— begin —
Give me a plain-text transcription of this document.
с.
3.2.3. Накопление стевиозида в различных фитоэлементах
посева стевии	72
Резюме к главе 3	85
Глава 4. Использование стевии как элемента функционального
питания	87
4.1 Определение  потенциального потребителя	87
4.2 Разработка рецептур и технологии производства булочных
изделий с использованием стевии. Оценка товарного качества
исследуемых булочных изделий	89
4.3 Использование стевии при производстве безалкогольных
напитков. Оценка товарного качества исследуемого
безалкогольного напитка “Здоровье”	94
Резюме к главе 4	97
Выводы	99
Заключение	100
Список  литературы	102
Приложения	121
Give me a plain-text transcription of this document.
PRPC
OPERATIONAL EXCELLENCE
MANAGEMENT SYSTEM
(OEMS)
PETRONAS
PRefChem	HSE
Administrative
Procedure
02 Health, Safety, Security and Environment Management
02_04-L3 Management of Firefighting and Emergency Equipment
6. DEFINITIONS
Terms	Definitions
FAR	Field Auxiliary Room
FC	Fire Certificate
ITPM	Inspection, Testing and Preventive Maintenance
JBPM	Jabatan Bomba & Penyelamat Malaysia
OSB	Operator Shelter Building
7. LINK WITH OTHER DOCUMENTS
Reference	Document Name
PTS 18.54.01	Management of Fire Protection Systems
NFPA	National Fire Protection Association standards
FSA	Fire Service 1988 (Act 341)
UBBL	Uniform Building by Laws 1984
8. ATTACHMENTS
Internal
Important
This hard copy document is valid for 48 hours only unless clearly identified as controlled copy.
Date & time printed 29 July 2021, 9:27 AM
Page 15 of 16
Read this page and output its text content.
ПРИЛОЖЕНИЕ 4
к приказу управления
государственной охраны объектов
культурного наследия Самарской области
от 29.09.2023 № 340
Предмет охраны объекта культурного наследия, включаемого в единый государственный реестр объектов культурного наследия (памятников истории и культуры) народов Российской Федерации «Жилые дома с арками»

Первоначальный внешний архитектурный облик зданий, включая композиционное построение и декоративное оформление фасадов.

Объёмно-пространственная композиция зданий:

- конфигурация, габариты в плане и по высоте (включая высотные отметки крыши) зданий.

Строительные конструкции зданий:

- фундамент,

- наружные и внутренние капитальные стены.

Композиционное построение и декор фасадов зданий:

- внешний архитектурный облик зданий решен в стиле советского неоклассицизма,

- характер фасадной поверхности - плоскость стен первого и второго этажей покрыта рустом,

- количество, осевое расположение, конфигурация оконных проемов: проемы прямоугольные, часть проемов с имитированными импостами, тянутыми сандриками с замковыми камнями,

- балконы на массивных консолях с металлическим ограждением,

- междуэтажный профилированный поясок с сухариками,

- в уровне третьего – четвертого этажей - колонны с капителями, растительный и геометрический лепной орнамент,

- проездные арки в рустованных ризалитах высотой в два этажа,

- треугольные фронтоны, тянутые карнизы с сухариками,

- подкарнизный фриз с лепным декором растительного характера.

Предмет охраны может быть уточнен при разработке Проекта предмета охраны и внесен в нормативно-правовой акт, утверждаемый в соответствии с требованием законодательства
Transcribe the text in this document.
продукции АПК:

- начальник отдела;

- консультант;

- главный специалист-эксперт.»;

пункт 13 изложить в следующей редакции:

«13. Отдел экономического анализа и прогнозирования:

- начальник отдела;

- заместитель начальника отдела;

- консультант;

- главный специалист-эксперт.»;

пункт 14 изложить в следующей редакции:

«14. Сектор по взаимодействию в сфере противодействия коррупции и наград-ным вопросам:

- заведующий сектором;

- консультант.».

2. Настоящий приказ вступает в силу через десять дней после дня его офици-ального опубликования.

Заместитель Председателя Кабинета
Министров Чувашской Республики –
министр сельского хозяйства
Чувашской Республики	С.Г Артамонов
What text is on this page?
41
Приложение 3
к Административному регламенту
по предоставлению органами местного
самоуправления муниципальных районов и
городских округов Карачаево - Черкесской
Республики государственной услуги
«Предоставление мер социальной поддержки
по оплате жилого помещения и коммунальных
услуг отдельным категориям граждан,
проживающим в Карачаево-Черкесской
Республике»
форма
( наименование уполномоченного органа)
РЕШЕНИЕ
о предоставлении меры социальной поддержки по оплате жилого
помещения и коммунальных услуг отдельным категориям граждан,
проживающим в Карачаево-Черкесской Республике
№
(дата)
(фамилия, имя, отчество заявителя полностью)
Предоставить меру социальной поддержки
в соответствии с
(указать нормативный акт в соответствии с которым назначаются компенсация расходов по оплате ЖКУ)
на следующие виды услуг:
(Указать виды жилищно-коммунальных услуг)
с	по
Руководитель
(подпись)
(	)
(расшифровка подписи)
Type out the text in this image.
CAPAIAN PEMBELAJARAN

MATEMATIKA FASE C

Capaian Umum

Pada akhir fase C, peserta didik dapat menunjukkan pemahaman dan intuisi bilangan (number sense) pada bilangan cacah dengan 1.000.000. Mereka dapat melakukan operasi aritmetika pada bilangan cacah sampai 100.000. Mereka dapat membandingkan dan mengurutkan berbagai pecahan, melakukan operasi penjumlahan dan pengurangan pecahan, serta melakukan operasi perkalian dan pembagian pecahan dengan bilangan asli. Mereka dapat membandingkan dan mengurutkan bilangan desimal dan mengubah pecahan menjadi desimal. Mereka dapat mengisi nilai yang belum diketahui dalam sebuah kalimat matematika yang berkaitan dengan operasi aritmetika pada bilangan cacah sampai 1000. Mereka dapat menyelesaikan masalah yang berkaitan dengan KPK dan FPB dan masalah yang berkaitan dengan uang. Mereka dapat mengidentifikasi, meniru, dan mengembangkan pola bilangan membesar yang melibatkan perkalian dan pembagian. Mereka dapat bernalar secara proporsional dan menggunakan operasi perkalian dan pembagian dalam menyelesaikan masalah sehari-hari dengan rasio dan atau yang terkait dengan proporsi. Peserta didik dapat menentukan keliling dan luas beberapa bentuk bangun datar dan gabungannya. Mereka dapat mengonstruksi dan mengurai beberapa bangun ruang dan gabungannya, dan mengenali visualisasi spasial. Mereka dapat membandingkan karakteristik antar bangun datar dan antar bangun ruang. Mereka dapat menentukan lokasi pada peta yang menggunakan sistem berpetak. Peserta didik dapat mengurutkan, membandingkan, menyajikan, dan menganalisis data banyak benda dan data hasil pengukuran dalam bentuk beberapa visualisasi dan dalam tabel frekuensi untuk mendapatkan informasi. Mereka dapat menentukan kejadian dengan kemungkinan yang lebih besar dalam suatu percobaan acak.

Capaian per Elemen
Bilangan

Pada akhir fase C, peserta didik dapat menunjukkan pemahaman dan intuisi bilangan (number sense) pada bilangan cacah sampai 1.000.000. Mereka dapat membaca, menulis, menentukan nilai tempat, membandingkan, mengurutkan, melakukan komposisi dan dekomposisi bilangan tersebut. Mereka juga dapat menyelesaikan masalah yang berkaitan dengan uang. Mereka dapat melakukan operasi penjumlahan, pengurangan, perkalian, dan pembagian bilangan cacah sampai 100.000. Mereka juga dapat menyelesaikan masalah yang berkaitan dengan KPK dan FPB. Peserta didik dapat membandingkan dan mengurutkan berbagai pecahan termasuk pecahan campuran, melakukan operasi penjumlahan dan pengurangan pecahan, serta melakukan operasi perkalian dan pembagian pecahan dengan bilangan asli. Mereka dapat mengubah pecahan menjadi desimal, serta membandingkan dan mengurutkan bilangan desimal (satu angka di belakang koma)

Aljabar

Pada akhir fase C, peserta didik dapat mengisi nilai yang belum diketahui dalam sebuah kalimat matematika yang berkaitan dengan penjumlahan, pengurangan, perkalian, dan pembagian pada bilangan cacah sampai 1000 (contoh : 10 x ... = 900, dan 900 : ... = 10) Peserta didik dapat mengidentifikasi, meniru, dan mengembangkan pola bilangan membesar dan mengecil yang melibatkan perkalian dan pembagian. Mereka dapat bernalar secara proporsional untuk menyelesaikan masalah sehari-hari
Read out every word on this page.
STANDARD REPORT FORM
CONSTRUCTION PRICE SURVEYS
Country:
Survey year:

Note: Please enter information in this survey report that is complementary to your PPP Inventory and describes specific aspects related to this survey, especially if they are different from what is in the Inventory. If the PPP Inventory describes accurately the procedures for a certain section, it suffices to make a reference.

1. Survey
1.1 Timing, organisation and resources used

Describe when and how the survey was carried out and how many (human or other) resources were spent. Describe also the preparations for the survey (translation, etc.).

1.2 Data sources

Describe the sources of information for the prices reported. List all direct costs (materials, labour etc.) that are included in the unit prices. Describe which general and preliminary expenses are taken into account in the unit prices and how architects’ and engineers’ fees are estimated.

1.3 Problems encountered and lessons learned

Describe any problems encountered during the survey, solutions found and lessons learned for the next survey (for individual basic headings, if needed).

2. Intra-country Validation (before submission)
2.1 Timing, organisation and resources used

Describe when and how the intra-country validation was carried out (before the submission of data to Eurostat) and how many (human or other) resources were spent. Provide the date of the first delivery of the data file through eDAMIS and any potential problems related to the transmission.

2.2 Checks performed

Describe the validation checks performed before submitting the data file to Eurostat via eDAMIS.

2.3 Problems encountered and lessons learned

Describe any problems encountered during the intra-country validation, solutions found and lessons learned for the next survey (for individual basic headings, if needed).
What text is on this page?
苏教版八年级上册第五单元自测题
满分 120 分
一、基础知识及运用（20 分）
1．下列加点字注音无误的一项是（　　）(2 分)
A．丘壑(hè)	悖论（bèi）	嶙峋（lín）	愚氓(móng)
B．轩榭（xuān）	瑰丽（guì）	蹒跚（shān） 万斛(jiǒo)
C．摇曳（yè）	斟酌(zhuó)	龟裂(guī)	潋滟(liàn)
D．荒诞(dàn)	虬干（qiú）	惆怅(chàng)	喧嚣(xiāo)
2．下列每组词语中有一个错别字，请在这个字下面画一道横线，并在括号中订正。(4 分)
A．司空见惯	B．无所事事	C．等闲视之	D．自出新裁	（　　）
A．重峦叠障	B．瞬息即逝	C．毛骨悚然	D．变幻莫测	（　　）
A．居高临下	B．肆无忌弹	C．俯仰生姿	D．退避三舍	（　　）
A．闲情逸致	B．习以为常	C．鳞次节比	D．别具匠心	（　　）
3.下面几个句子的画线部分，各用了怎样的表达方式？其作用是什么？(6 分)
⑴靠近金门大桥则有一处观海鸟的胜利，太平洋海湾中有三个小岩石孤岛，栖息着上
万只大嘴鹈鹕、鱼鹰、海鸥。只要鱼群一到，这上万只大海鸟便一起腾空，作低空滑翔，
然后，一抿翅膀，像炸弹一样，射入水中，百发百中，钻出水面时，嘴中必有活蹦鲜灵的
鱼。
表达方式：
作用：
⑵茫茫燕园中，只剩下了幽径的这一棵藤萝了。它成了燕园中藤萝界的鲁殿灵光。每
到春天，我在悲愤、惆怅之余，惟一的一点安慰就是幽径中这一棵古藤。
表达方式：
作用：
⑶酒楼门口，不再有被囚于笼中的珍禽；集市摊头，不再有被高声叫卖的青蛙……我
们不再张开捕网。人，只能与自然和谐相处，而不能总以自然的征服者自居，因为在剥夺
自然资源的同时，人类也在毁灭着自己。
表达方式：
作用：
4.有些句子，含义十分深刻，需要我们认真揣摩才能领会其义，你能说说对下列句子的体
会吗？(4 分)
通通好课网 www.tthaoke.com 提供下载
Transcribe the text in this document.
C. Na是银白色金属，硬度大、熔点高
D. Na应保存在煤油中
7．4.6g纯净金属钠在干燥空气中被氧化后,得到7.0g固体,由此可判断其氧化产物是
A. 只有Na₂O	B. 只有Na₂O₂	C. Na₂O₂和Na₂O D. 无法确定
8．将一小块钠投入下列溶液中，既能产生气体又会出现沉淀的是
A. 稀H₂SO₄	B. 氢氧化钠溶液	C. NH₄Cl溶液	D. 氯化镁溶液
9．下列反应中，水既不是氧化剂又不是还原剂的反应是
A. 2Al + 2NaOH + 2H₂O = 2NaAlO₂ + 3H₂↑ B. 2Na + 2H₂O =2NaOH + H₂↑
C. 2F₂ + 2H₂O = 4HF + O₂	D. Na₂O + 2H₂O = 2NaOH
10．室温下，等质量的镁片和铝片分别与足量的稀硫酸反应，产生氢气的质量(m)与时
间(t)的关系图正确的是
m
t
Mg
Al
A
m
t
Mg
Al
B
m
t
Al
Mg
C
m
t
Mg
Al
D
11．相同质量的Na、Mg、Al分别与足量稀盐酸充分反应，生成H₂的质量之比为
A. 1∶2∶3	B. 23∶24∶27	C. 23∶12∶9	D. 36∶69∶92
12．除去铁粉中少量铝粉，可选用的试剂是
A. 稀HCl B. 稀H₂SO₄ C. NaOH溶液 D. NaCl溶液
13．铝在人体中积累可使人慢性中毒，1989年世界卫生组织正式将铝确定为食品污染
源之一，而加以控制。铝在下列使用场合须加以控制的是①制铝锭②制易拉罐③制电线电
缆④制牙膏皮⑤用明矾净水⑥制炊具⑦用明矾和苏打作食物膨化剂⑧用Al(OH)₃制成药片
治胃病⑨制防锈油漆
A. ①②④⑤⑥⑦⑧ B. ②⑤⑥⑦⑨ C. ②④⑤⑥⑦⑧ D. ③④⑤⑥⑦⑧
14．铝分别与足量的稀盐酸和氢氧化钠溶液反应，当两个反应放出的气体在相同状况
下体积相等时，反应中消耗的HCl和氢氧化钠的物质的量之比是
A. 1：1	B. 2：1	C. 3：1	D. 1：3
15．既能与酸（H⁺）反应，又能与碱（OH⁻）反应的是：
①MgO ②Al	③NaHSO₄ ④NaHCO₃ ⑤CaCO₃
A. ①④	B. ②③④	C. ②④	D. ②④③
— end —
Extract all lines from the material above that include the word "Чувашской".

Министров Чувашской Республики –
Чувашской Республики	С.Г Артамонов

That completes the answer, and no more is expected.